Could you transcribe the material below exactly, without leaving out a single line?
------------------------------
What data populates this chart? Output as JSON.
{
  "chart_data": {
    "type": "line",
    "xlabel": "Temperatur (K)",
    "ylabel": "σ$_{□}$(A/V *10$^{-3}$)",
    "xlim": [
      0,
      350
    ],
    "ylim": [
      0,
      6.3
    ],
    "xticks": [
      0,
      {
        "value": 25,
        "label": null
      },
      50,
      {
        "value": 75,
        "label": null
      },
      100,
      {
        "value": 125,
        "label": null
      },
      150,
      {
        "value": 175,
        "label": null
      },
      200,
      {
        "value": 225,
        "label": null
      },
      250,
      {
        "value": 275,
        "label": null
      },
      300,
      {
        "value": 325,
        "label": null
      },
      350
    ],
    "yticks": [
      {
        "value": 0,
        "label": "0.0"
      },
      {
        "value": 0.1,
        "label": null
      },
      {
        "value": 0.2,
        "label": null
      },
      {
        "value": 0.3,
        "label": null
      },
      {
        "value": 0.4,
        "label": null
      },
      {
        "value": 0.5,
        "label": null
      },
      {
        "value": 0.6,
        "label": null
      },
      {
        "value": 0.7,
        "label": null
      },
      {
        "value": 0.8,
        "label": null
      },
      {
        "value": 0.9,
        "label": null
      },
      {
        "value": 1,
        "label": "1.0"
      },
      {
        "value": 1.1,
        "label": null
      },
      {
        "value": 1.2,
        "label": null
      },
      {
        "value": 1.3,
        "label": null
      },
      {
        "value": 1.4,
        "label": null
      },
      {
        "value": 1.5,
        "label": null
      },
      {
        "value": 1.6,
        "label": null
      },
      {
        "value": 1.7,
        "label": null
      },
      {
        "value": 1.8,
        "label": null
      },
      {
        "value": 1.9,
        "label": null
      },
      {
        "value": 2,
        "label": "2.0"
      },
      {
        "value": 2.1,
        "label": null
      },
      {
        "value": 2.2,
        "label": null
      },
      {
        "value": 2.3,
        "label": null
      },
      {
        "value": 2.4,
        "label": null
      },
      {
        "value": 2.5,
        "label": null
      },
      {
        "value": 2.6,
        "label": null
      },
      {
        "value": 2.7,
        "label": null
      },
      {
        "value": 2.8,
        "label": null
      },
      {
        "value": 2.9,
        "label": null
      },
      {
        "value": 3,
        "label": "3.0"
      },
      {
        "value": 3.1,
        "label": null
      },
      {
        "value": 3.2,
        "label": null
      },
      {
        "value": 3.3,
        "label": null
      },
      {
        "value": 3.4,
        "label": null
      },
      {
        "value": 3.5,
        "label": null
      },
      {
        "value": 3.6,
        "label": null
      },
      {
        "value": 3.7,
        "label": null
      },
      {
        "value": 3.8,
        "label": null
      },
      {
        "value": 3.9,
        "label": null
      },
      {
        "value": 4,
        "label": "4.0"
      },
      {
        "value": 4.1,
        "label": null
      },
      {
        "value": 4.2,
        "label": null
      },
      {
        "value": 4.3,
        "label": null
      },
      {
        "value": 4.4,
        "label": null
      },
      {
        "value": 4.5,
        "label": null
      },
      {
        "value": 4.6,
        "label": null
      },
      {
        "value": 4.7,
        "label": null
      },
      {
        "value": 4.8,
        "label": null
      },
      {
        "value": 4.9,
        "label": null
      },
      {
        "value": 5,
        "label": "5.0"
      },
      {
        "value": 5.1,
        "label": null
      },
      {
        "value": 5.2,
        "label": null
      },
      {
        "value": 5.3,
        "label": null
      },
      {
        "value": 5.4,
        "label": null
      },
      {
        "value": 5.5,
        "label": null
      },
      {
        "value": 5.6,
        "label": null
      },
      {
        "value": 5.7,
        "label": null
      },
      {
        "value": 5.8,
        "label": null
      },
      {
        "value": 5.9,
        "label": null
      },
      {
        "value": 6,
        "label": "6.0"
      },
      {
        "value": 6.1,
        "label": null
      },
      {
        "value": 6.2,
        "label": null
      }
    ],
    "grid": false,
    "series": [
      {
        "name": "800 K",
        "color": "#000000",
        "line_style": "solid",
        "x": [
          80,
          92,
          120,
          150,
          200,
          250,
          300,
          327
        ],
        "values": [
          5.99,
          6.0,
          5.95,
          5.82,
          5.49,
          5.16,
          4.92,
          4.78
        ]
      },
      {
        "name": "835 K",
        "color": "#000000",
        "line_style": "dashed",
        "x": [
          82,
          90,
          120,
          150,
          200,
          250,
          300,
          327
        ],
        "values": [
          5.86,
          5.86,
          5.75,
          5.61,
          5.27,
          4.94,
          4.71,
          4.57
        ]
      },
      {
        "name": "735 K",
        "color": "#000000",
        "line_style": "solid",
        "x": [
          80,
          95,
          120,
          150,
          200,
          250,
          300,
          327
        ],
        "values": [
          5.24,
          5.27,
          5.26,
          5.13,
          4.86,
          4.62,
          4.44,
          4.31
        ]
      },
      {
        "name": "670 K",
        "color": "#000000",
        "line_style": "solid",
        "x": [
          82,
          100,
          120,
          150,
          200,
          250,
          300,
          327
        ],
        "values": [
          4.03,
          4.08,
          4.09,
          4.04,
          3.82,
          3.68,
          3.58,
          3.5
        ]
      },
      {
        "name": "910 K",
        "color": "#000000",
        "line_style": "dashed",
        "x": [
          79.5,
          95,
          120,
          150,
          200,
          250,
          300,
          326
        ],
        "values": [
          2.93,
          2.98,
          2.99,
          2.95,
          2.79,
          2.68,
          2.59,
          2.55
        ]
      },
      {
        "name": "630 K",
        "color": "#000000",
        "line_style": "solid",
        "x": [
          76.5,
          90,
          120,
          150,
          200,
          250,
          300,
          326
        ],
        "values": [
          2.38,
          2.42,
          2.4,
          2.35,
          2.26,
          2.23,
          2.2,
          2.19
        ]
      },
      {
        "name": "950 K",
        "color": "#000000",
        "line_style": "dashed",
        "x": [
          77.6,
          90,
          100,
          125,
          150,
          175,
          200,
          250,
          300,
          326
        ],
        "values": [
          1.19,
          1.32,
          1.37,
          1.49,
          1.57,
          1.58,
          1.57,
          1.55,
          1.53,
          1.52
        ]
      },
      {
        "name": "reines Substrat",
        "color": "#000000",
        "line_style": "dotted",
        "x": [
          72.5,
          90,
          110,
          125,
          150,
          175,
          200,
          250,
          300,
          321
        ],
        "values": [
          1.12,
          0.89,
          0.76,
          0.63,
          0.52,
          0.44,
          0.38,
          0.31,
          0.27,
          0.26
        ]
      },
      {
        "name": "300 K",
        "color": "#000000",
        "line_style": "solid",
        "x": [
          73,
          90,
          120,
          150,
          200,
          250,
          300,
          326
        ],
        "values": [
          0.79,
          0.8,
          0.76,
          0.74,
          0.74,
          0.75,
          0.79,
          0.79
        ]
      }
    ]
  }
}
------------------------------
WRITTEN SOLUTION:
What data populates this chart? Output as JSON.
{
  "chart_data": {
    "type": "line",
    "xlabel": "Temperatur (K)",
    "ylabel": "σ$_{□}$(A/V *10$^{-3}$)",
    "xlim": [
      0,
      350
    ],
    "ylim": [
      0,
      6.3
    ],
    "xticks": [
      0,
      {
        "value": 25,
        "label": null
      },
      50,
      {
        "value": 75,
        "label": null
      },
      100,
      {
        "value": 125,
        "label": null
      },
      150,
      {
        "value": 175,
        "label": null
      },
      200,
      {
        "value": 225,
        "label": null
      },
      250,
      {
        "value": 275,
        "label": null
      },
      300,
      {
        "value": 325,
        "label": null
      },
      350
    ],
    "yticks": [
      {
        "value": 0,
        "label": "0.0"
      },
      {
        "value": 0.1,
        "label": null
      },
      {
        "value": 0.2,
        "label": null
      },
      {
        "value": 0.3,
        "label": null
      },
      {
        "value": 0.4,
        "label": null
      },
      {
        "value": 0.5,
        "label": null
      },
      {
        "value": 0.6,
        "label": null
      },
      {
        "value": 0.7,
        "label": null
      },
      {
        "value": 0.8,
        "label": null
      },
      {
        "value": 0.9,
        "label": null
      },
      {
        "value": 1,
        "label": "1.0"
      },
      {
        "value": 1.1,
        "label": null
      },
      {
        "value": 1.2,
        "label": null
      },
      {
        "value": 1.3,
        "label": null
      },
      {
        "value": 1.4,
        "label": null
      },
      {
        "value": 1.5,
        "label": null
      },
      {
        "value": 1.6,
        "label": null
      },
      {
        "value": 1.7,
        "label": null
      },
      {
        "value": 1.8,
        "label": null
      },
      {
        "value": 1.9,
        "label": null
      },
      {
        "value": 2,
        "label": "2.0"
      },
      {
        "value": 2.1,
        "label": null
      },
      {
        "value": 2.2,
        "label": null
      },
      {
        "value": 2.3,
        "label": null
      },
      {
        "value": 2.4,
        "label": null
      },
      {
        "value": 2.5,
        "label": null
      },
      {
        "value": 2.6,
        "label": null
      },
      {
        "value": 2.7,
        "label": null
      },
      {
        "value": 2.8,
        "label": null
      },
      {
        "value": 2.9,
        "label": null
      },
      {
        "value": 3,
        "label": "3.0"
      },
      {
        "value": 3.1,
        "label": null
      },
      {
        "value": 3.2,
        "label": null
      },
      {
        "value": 3.3,
        "label": null
      },
      {
        "value": 3.4,
        "label": null
      },
      {
        "value": 3.5,
        "label": null
      },
      {
        "value": 3.6,
        "label": null
      },
      {
        "value": 3.7,
        "label": null
      },
      {
        "value": 3.8,
        "label": null
      },
      {
        "value": 3.9,
        "label": null
      },
      {
        "value": 4,
        "label": "4.0"
      },
      {
        "value": 4.1,
        "label": null
      },
      {
        "value": 4.2,
        "label": null
      },
      {
        "value": 4.3,
        "label": null
      },
      {
        "value": 4.4,
        "label": null
      },
      {
        "value": 4.5,
        "label": null
      },
      {
        "value": 4.6,
        "label": null
      },
      {
        "value": 4.7,
        "label": null
      },
      {
        "value": 4.8,
        "label": null
      },
      {
        "value": 4.9,
        "label": null
      },
      {
        "value": 5,
        "label": "5.0"
      },
      {
        "value": 5.1,
        "label": null
      },
      {
        "value": 5.2,
        "label": null
      },
      {
        "value": 5.3,
        "label": null
      },
      {
        "value": 5.4,
        "label": null
      },
      {
        "value": 5.5,
        "label": null
      },
      {
        "value": 5.6,
        "label": null
      },
      {
        "value": 5.7,
        "label": null
      },
      {
        "value": 5.8,
        "label": null
      },
      {
        "value": 5.9,
        "label": null
      },
      {
        "value": 6,
        "label": "6.0"
      },
      {
        "value": 6.1,
        "label": null
      },
      {
        "value": 6.2,
        "label": null
      }
    ],
    "grid": false,
    "series": [
      {
        "name": "800 K",
        "color": "#000000",
        "line_style": "solid",
        "x": [
          80,
          92,
          120,
          150,
          200,
          250,
          300,
          327
        ],
        "values": [
          5.99,
          6.0,
          5.95,
          5.82,
          5.49,
          5.16,
          4.92,
          4.78
        ]
      },
      {
        "name": "835 K",
        "color": "#000000",
        "line_style": "dashed",
        "x": [
          82,
          90,
          120,
          150,
          200,
          250,
          300,
          327
        ],
        "values": [
          5.86,
          5.86,
          5.75,
          5.61,
          5.27,
          4.94,
          4.71,
          4.57
        ]
      },
      {
        "name": "735 K",
        "color": "#000000",
        "line_style": "solid",
        "x": [
          80,
          95,
          120,
          150,
          200,
          250,
          300,
          327
        ],
        "values": [
          5.24,
          5.27,
          5.26,
          5.13,
          4.86,
          4.62,
          4.44,
          4.31
        ]
      },
      {
        "name": "670 K",
        "color": "#000000",
        "line_style": "solid",
        "x": [
          82,
          100,
          120,
          150,
          200,
          250,
          300,
          327
        ],
        "values": [
          4.03,
          4.08,
          4.09,
          4.04,
          3.82,
          3.68,
          3.58,
          3.5
        ]
      },
      {
        "name": "910 K",
        "color": "#000000",
        "line_style": "dashed",
        "x": [
          79.5,
          95,
          120,
          150,
          200,
          250,
          300,
          326
        ],
        "values": [
          2.93,
          2.98,
          2.99,
          2.95,
          2.79,
          2.68,
          2.59,
          2.55
        ]
      },
      {
        "name": "630 K",
        "color": "#000000",
        "line_style": "solid",
        "x": [
          76.5,
          90,
          120,
          150,
          200,
          250,
          300,
          326
        ],
        "values": [
          2.38,
          2.42,
          2.4,
          2.35,
          2.26,
          2.23,
          2.2,
          2.19
        ]
      },
      {
        "name": "950 K",
        "color": "#000000",
        "line_style": "dashed",
        "x": [
          77.6,
          90,
          100,
          125,
          150,
          175,
          200,
          250,
          300,
          326
        ],
        "values": [
          1.19,
          1.32,
          1.37,
          1.49,
          1.57,
          1.58,
          1.57,
          1.55,
          1.53,
          1.52
        ]
      },
      {
        "name": "reines Substrat",
        "color": "#000000",
        "line_style": "dotted",
        "x": [
          72.5,
          90,
          110,
          125,
          150,
          175,
          200,
          250,
          300,
          321
        ],
        "values": [
          1.12,
          0.89,
          0.76,
          0.63,
          0.52,
          0.44,
          0.38,
          0.31,
          0.27,
          0.26
        ]
      },
      {
        "name": "300 K",
        "color": "#000000",
        "line_style": "solid",
        "x": [
          73,
          90,
          120,
          150,
          200,
          250,
          300,
          326
        ],
        "values": [
          0.79,
          0.8,
          0.76,
          0.74,
          0.74,
          0.75,
          0.79,
          0.79
        ]
      }
    ]
  }
}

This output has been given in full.